(Data excerpts)

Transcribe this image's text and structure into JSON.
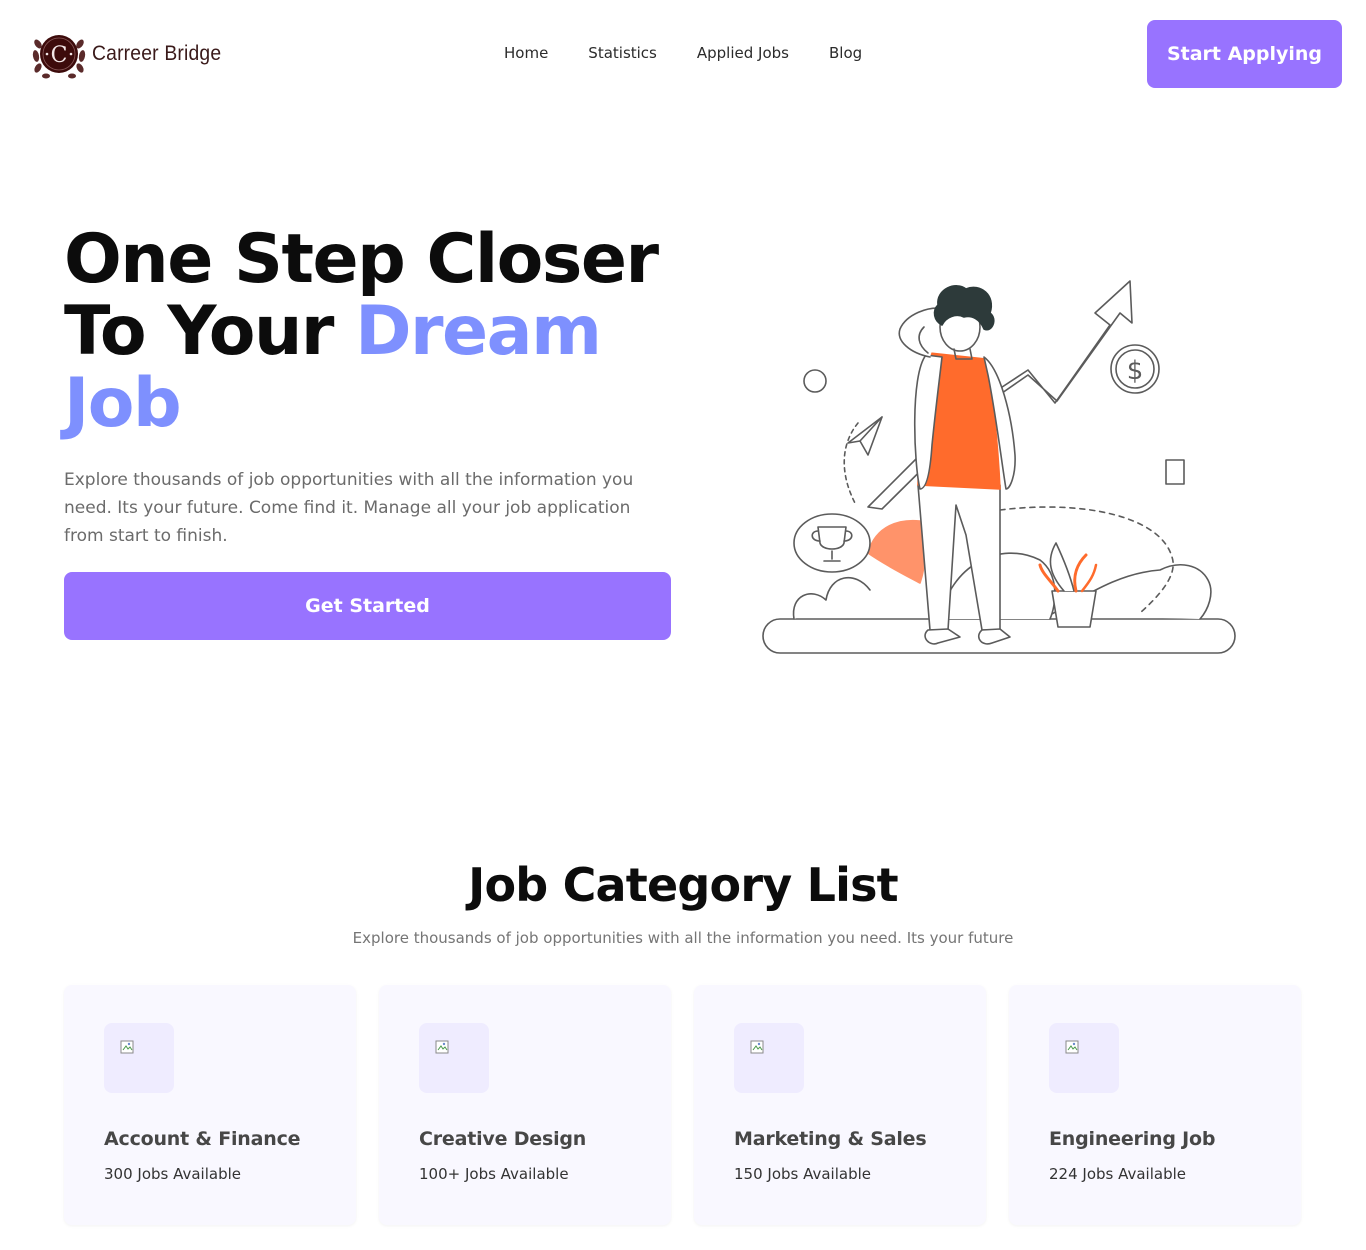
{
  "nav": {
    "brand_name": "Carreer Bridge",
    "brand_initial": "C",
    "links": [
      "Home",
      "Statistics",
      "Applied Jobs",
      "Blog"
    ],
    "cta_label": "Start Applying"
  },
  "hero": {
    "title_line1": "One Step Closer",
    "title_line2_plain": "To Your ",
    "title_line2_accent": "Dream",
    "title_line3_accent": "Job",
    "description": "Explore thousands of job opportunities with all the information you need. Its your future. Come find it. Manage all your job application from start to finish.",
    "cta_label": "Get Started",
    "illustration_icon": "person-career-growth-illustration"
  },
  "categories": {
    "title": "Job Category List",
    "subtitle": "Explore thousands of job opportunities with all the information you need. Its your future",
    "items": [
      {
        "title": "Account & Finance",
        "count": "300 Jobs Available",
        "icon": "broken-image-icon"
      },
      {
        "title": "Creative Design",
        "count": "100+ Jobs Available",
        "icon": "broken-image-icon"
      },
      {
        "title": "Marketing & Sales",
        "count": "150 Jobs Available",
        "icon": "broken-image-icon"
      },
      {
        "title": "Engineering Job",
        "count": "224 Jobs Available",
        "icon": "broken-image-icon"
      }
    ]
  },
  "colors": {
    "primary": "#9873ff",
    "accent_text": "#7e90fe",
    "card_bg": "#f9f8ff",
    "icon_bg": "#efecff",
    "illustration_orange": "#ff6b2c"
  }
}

» **DO THIS**
Repeat the listing in full and exactly. Do not include any images.

» **EXPECTED OUTPUT**
Transcribe this image's text and structure into JSON.
{
  "nav": {
    "brand_name": "Carreer Bridge",
    "brand_initial": "C",
    "links": [
      "Home",
      "Statistics",
      "Applied Jobs",
      "Blog"
    ],
    "cta_label": "Start Applying"
  },
  "hero": {
    "title_line1": "One Step Closer",
    "title_line2_plain": "To Your ",
    "title_line2_accent": "Dream",
    "title_line3_accent": "Job",
    "description": "Explore thousands of job opportunities with all the information you need. Its your future. Come find it. Manage all your job application from start to finish.",
    "cta_label": "Get Started",
    "illustration_icon": "person-career-growth-illustration"
  },
  "categories": {
    "title": "Job Category List",
    "subtitle": "Explore thousands of job opportunities with all the information you need. Its your future",
    "items": [
      {
        "title": "Account & Finance",
        "count": "300 Jobs Available",
        "icon": "broken-image-icon"
      },
      {
        "title": "Creative Design",
        "count": "100+ Jobs Available",
        "icon": "broken-image-icon"
      },
      {
        "title": "Marketing & Sales",
        "count": "150 Jobs Available",
        "icon": "broken-image-icon"
      },
      {
        "title": "Engineering Job",
        "count": "224 Jobs Available",
        "icon": "broken-image-icon"
      }
    ]
  },
  "colors": {
    "primary": "#9873ff",
    "accent_text": "#7e90fe",
    "card_bg": "#f9f8ff",
    "icon_bg": "#efecff",
    "illustration_orange": "#ff6b2c"
  }
}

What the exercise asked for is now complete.